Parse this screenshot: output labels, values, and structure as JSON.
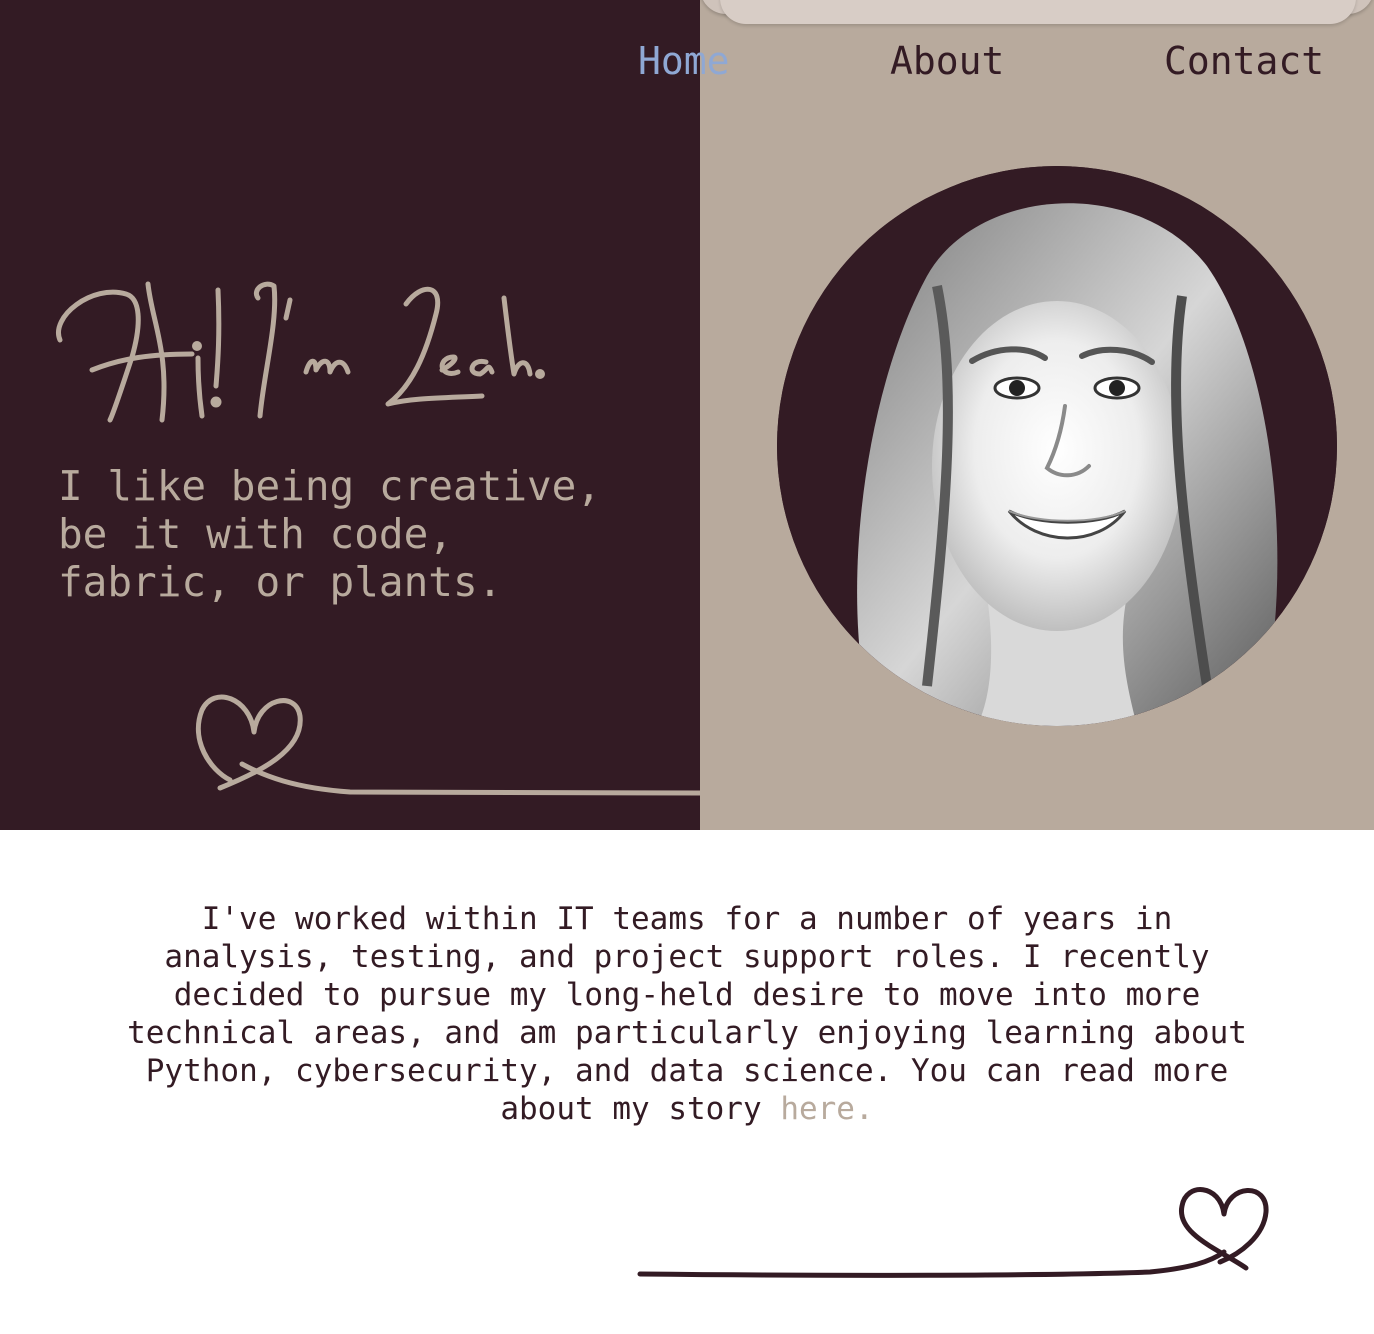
{
  "nav": {
    "home": "Home",
    "about": "About",
    "contact": "Contact"
  },
  "hero": {
    "greeting": "Hi! I'm Leah.",
    "tagline": "I like being creative,\nbe it with code,\nfabric, or plants."
  },
  "bio": {
    "text": "I've worked within IT teams for a number of years in analysis, testing, and project support roles. I recently decided to pursue my long-held desire to move into more technical areas, and am particularly enjoying learning about Python, cybersecurity, and data science. You can read more about my story ",
    "link_text": "here."
  },
  "colors": {
    "dark_plum": "#331b24",
    "taupe": "#b8aa9d",
    "nav_active": "#8fa8d4",
    "white": "#ffffff"
  },
  "icons": {
    "heart_top": "heart-line-icon",
    "heart_bottom": "heart-line-icon"
  }
}
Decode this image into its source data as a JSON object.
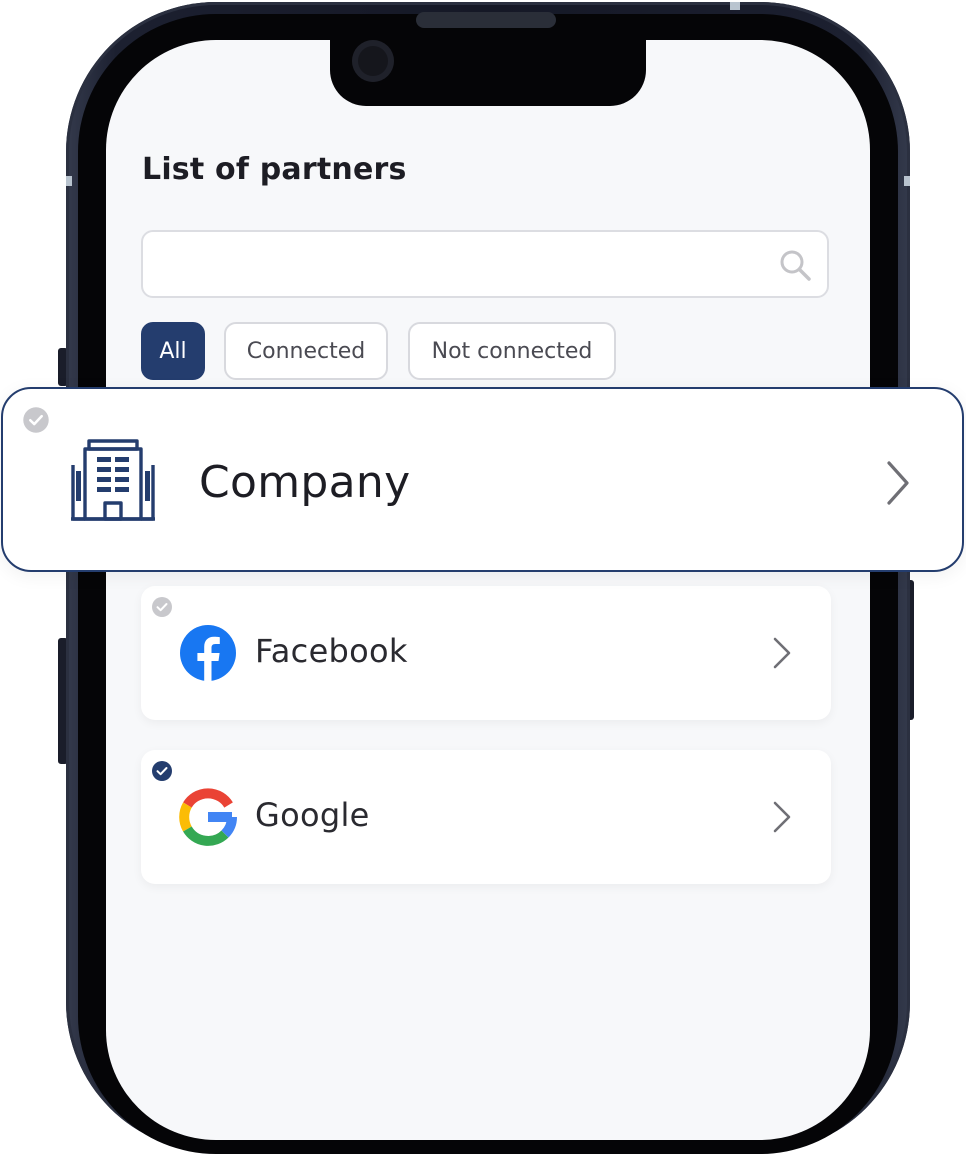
----
- **DIRECTIVE**:
Repeat the material above word for word, please, apart from its images.

- **RESULT FOR THIS TASK**:
Parse this screenshot: output labels, values, and structure as JSON.
{
  "nav": {
    "home": "Home",
    "about": "About",
    "contact": "Contact"
  },
  "hero": {
    "greeting": "Hi! I'm Leah.",
    "tagline": "I like being creative,\nbe it with code,\nfabric, or plants."
  },
  "bio": {
    "text": "I've worked within IT teams for a number of years in analysis, testing, and project support roles. I recently decided to pursue my long-held desire to move into more technical areas, and am particularly enjoying learning about Python, cybersecurity, and data science. You can read more about my story ",
    "link_text": "here."
  },
  "colors": {
    "dark_plum": "#331b24",
    "taupe": "#b8aa9d",
    "nav_active": "#8fa8d4",
    "white": "#ffffff"
  },
  "icons": {
    "heart_top": "heart-line-icon",
    "heart_bottom": "heart-line-icon"
  }
}
Decode this image into its source data as a JSON object.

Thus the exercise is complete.